> [DATA FOR THE TASK]
______

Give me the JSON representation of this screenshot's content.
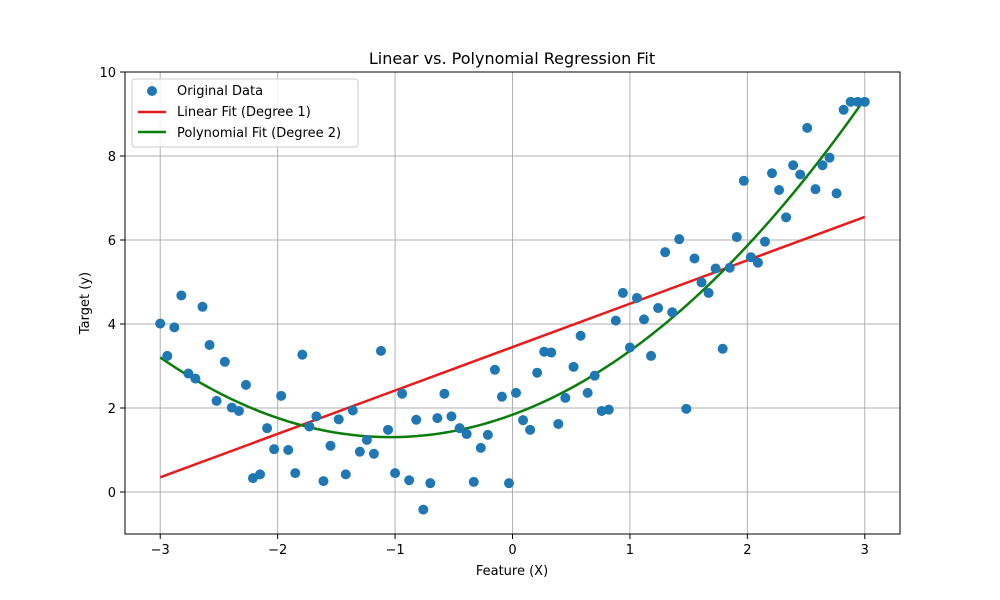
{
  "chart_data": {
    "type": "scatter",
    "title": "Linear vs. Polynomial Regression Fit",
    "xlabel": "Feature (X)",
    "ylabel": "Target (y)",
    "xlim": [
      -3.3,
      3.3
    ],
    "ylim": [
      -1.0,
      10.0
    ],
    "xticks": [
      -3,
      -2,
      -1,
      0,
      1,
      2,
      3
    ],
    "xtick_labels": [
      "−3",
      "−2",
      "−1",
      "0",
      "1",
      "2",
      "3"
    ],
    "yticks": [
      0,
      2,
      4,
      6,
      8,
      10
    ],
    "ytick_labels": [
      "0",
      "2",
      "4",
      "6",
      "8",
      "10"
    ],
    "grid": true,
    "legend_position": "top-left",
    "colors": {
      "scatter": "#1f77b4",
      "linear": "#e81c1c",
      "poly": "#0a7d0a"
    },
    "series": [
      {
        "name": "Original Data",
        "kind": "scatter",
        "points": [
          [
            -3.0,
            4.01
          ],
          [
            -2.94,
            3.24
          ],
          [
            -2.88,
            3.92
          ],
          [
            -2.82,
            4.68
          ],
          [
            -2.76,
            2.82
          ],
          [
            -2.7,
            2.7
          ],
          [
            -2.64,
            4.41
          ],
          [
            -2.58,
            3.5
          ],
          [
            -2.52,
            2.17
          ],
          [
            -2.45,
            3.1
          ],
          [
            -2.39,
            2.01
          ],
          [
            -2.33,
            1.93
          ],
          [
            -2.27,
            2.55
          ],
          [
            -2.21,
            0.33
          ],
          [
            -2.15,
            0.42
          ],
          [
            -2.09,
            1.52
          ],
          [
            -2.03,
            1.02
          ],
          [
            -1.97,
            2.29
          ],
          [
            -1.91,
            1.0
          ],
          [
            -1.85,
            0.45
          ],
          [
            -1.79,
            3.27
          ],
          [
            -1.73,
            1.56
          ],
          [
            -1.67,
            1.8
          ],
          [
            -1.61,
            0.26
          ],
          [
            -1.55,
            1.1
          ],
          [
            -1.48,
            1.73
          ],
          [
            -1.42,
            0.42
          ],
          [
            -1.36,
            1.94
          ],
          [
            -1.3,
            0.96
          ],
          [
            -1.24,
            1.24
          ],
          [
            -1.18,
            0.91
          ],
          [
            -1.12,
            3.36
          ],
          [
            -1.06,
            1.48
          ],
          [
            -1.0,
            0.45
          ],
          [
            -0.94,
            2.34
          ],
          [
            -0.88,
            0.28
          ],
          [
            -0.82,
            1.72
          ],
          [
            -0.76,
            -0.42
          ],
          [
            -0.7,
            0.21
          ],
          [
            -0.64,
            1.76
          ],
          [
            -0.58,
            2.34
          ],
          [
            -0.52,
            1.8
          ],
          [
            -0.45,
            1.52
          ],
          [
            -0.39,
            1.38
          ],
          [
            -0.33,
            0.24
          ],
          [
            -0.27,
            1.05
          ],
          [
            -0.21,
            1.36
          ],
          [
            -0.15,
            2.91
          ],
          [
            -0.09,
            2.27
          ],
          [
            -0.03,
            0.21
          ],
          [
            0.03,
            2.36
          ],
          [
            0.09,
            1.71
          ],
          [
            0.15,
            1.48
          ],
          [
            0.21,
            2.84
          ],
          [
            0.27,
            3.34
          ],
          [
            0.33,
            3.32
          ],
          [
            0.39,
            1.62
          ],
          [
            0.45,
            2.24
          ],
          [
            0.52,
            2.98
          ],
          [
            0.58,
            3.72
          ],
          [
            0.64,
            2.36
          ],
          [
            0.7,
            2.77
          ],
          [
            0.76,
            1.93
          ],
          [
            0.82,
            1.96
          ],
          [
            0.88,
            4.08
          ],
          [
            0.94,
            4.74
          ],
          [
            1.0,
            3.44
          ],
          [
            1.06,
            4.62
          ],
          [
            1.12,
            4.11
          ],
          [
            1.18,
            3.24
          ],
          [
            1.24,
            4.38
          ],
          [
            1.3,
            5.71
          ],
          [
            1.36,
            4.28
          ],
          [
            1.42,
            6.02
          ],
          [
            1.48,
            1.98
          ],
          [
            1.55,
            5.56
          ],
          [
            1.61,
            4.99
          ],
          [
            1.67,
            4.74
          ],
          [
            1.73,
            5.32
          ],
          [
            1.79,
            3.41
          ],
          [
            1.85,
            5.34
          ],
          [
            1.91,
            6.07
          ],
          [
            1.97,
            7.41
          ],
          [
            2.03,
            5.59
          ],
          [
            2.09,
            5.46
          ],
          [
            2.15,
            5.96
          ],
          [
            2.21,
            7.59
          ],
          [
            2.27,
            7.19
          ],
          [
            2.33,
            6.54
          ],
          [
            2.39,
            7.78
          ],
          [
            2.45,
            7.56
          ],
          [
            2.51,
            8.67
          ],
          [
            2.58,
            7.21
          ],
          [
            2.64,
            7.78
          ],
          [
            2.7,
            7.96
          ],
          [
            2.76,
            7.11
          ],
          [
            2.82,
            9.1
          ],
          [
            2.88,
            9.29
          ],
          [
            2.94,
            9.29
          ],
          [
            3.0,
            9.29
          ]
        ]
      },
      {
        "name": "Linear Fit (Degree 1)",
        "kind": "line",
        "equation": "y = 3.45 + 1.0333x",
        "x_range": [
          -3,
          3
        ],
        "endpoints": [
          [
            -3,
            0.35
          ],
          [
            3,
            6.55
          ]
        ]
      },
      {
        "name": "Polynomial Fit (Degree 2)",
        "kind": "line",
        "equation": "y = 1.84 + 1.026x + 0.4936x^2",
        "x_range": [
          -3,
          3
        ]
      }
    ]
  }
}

______

> [WHAT TO PRODUCE] Find the string "Degree" in the records, then copy each line where it occurs.

> [CORRECT ANSWER]
        "name": "Linear Fit (Degree 1)",
        "name": "Polynomial Fit (Degree 2)",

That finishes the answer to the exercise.